Check every line for the word "Excelência" and give the number of lines where it occurs, nothing else.

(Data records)
## start
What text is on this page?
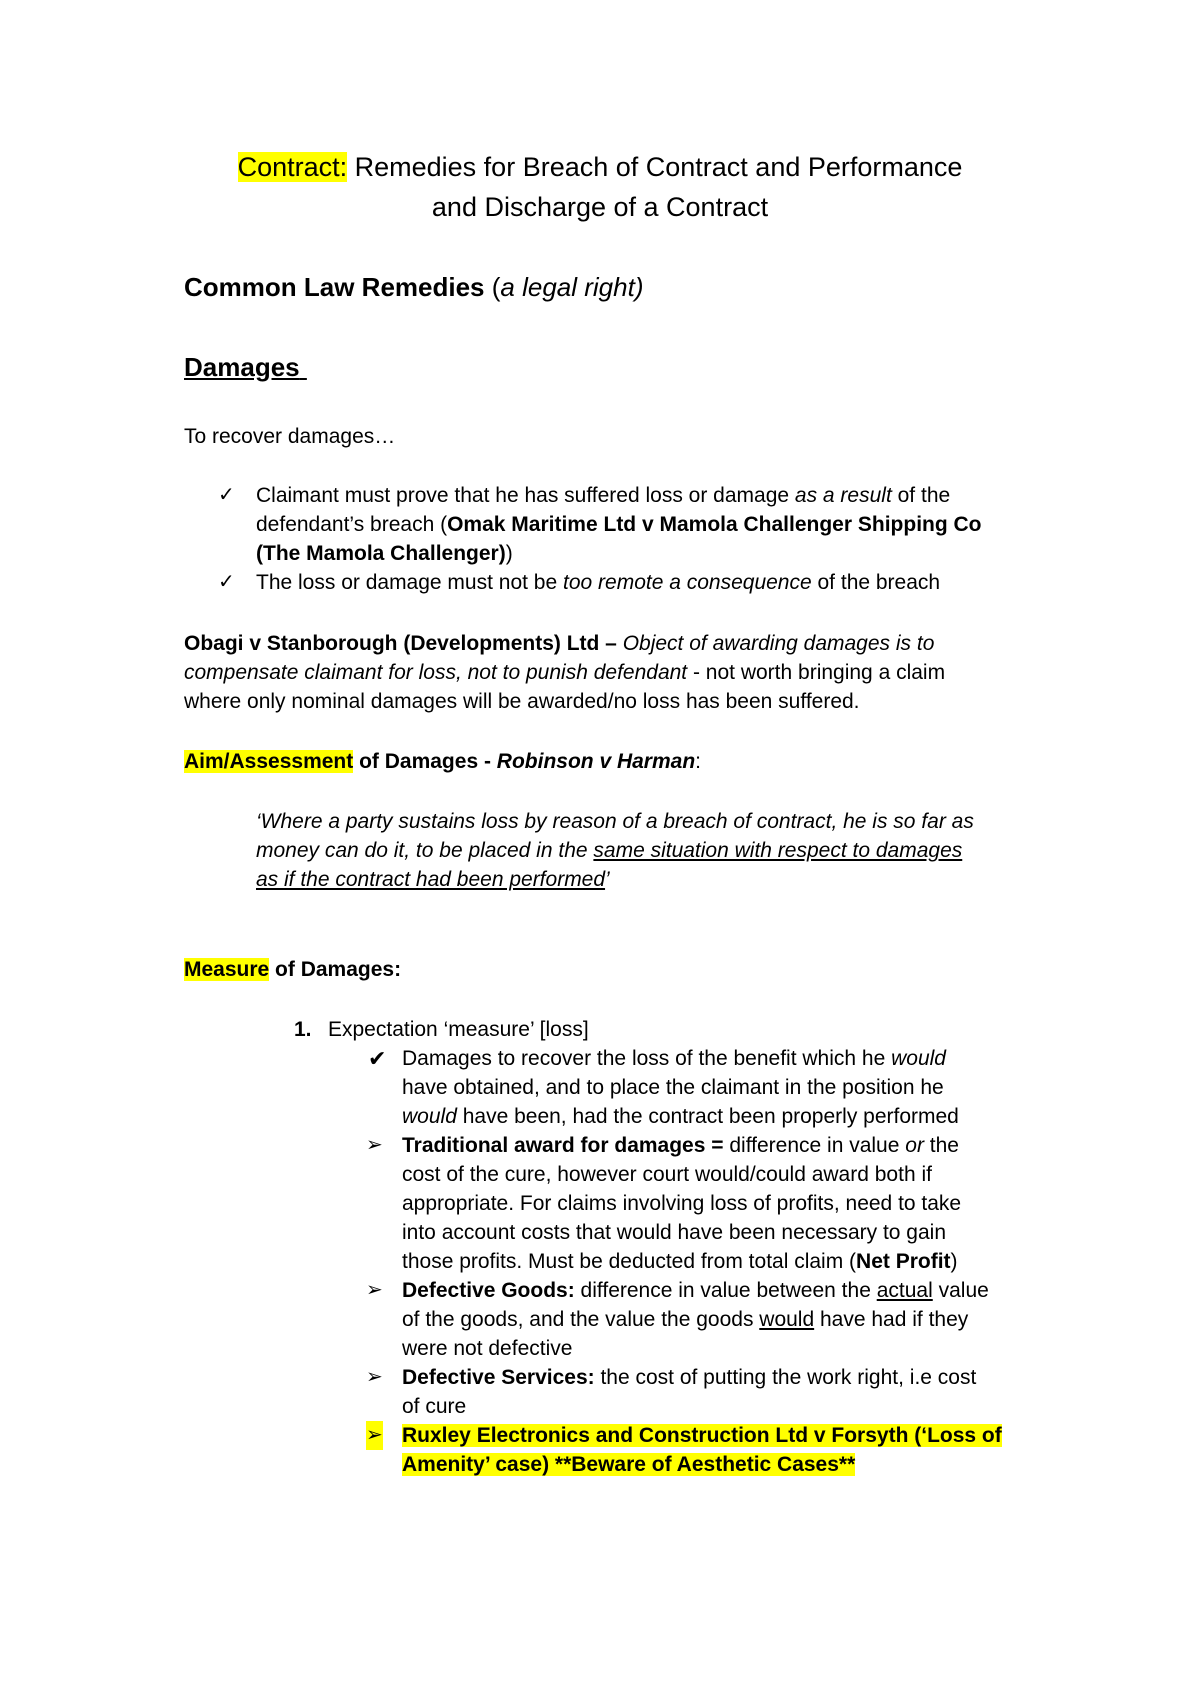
Contract: Remedies for Breach of Contract and Performance
and Discharge of a Contract
Common Law Remedies (a legal right)
Damages
To recover damages…
✓ Claimant must prove that he has suffered loss or damage as a result of the
defendant’s breach (Omak Maritime Ltd v Mamola Challenger Shipping Co
(The Mamola Challenger))
✓ The loss or damage must not be too remote a consequence of the breach
Obagi v Stanborough (Developments) Ltd – Object of awarding damages is to
compensate claimant for loss, not to punish defendant - not worth bringing a claim
where only nominal damages will be awarded/no loss has been suffered.
Aim/Assessment of Damages - Robinson v Harman:
‘Where a party sustains loss by reason of a breach of contract, he is so far as
money can do it, to be placed in the same situation with respect to damages
as if the contract had been performed’
Measure of Damages:
1. Expectation ‘measure’ [loss]
✔ Damages to recover the loss of the benefit which he would
have obtained, and to place the claimant in the position he
would have been, had the contract been properly performed
➢ Traditional award for damages = difference in value or the
cost of the cure, however court would/could award both if
appropriate. For claims involving loss of profits, need to take
into account costs that would have been necessary to gain
those profits. Must be deducted from total claim (Net Profit)
➢ Defective Goods: difference in value between the actual value
of the goods, and the value the goods would have had if they
were not defective
➢ Defective Services: the cost of putting the work right, i.e cost
of cure
➢ Ruxley Electronics and Construction Ltd v Forsyth (‘Loss of
Amenity’ case) **Beware of Aesthetic Cases**
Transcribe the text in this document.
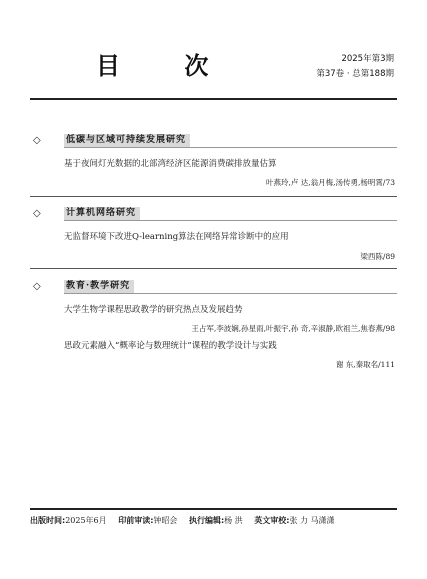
目 次	2025年第3期
第37卷 · 总第188期
◇	低碳与区域可持续发展研究
基于夜间灯光数据的北部湾经济区能源消费碳排放量估算
叶燕玲,卢 达,翁月梅,汤传勇,杨明霄/73
◇	计算机网络研究
无监督环境下改进Q-learning算法在网络异常诊断中的应用
梁西陈/89
◇	教育·教学研究
大学生物学课程思政教学的研究热点及发展趋势
王占军,李波娴,孙星雨,叶振宇,孙 奇,辛淑静,欧祖兰,焦春燕/98
思政元素融入“概率论与数理统计”课程的教学设计与实践
谢 东,秦取名/111
出版时间:2025年6月 印前审读:钟昭会 执行编辑:杨 洪 英文审校:张 力 马潇潇
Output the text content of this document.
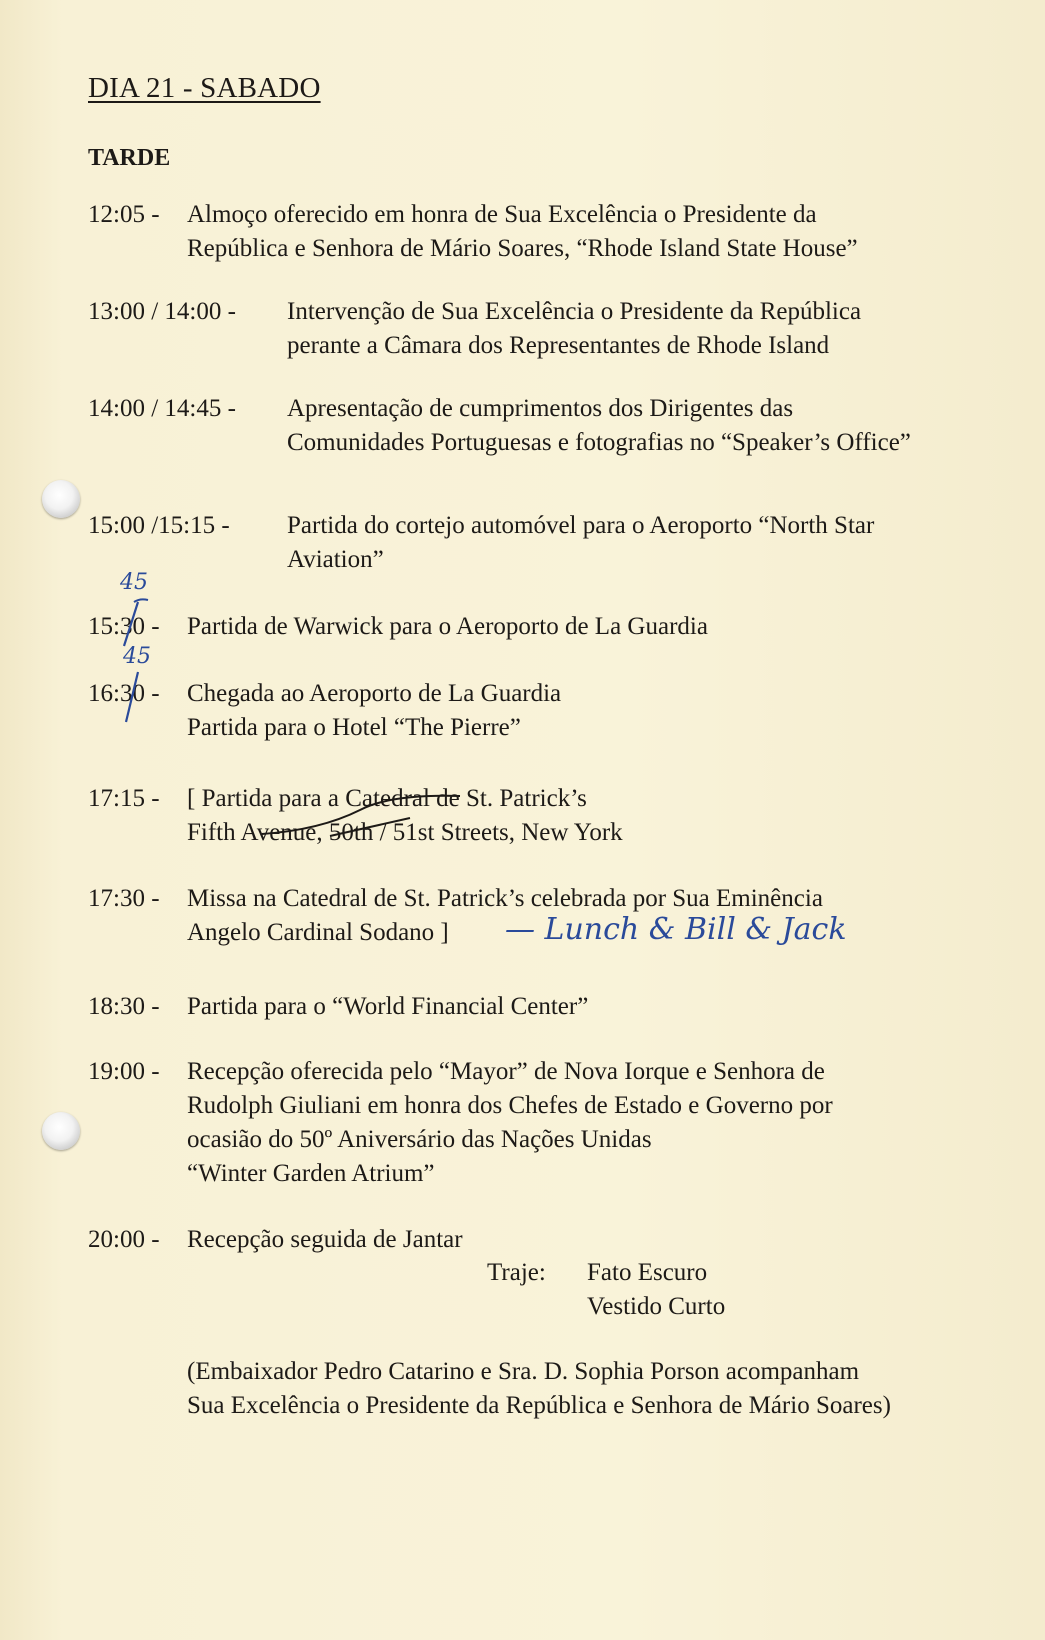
DIA 21 - SABADO
TARDE
12:05 - Almoço oferecido em honra de Sua Excelência o Presidente da
República e Senhora de Mário Soares, “Rhode Island State House”
13:00 / 14:00 - Intervenção de Sua Excelência o Presidente da República
perante a Câmara dos Representantes de Rhode Island
14:00 / 14:45 - Apresentação de cumprimentos dos Dirigentes das
Comunidades Portuguesas e fotografias no “Speaker’s Office”
15:00 /15:15 - Partida do cortejo automóvel para o Aeroporto “North Star
Aviation”
15:30 - Partida de Warwick para o Aeroporto de La Guardia
16:30 - Chegada ao Aeroporto de La Guardia
Partida para o Hotel “The Pierre”
17:15 - [ Partida para a Catedral de St. Patrick’s
Fifth Avenue, 50th / 51st Streets, New York
17:30 - Missa na Catedral de St. Patrick’s celebrada por Sua Eminência
Angelo Cardinal Sodano ]
18:30 - Partida para o “World Financial Center”
19:00 - Recepção oferecida pelo “Mayor” de Nova Iorque e Senhora de
Rudolph Giuliani em honra dos Chefes de Estado e Governo por
ocasião do 50º Aniversário das Nações Unidas
“Winter Garden Atrium”
20:00 - Recepção seguida de Jantar
Traje: Fato Escuro
Vestido Curto
(Embaixador Pedro Catarino e Sra. D. Sophia Porson acompanham
Sua Excelência o Presidente da República e Senhora de Mário Soares)
45
45
— Lunch & Bill & Jack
## end
> [FULL ANSWER]:
3